[Annotated element entries]
....
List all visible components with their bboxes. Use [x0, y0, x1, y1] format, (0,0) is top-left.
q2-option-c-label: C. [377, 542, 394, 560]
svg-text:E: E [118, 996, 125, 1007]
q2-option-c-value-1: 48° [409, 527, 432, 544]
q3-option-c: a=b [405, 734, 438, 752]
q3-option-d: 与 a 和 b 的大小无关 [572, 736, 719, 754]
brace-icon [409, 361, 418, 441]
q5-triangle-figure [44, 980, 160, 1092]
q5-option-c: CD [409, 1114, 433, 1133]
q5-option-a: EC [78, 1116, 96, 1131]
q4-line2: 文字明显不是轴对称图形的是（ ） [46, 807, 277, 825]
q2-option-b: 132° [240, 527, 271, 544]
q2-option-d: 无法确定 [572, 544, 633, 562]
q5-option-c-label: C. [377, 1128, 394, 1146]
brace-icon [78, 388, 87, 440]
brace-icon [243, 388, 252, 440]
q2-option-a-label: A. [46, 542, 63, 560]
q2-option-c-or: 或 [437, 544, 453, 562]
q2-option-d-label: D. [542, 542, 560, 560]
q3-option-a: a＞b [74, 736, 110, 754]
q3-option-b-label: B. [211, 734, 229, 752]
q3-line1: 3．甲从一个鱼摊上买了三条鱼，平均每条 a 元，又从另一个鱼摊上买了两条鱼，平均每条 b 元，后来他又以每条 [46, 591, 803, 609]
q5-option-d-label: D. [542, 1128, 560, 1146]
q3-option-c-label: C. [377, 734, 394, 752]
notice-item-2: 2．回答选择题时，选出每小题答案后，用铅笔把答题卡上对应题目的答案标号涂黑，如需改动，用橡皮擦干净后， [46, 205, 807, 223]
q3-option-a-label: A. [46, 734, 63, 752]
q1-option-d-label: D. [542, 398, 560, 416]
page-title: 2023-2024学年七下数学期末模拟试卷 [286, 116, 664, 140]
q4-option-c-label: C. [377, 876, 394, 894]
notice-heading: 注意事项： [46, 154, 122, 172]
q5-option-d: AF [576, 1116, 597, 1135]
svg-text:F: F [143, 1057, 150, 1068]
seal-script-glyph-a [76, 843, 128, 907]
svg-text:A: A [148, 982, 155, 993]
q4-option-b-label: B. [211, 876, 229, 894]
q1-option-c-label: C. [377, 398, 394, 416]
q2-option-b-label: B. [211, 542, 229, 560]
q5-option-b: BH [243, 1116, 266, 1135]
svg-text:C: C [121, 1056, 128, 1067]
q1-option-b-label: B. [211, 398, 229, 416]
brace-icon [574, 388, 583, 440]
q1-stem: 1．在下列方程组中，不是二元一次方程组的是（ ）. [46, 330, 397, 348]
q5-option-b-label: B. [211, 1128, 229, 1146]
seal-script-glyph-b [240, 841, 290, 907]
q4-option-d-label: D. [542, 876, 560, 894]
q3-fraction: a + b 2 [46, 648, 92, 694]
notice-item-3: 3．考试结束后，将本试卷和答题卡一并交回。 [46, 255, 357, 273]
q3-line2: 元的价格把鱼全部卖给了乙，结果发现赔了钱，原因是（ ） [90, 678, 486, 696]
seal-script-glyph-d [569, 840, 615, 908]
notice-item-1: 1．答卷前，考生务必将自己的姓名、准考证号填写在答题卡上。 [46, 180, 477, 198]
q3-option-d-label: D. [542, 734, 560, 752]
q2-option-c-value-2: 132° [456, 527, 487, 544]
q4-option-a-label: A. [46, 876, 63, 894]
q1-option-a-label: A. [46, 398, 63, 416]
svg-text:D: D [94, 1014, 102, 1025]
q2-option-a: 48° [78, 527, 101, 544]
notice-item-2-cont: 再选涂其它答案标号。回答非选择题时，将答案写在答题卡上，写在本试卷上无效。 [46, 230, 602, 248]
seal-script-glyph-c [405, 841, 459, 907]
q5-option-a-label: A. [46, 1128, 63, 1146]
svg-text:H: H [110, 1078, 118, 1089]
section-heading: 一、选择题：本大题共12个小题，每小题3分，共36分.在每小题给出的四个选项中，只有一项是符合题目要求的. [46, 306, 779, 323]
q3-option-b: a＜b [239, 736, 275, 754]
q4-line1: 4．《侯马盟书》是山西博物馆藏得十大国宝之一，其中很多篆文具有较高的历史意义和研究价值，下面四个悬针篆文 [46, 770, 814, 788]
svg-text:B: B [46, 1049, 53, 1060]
....
* Exercise *
Reproduce verbatim every line of the listing above, from its first line through the line containing "brace-icon [409, 361, 418, 441]", with that line included.

* Exercise result *
List all visible components with their bboxes. Use [x0, y0, x1, y1] format, (0,0) is top-left.
q2-option-c-label: C. [377, 542, 394, 560]
svg-text:E: E [118, 996, 125, 1007]
q2-option-c-value-1: 48° [409, 527, 432, 544]
q3-option-c: a=b [405, 734, 438, 752]
q3-option-d: 与 a 和 b 的大小无关 [572, 736, 719, 754]
brace-icon [409, 361, 418, 441]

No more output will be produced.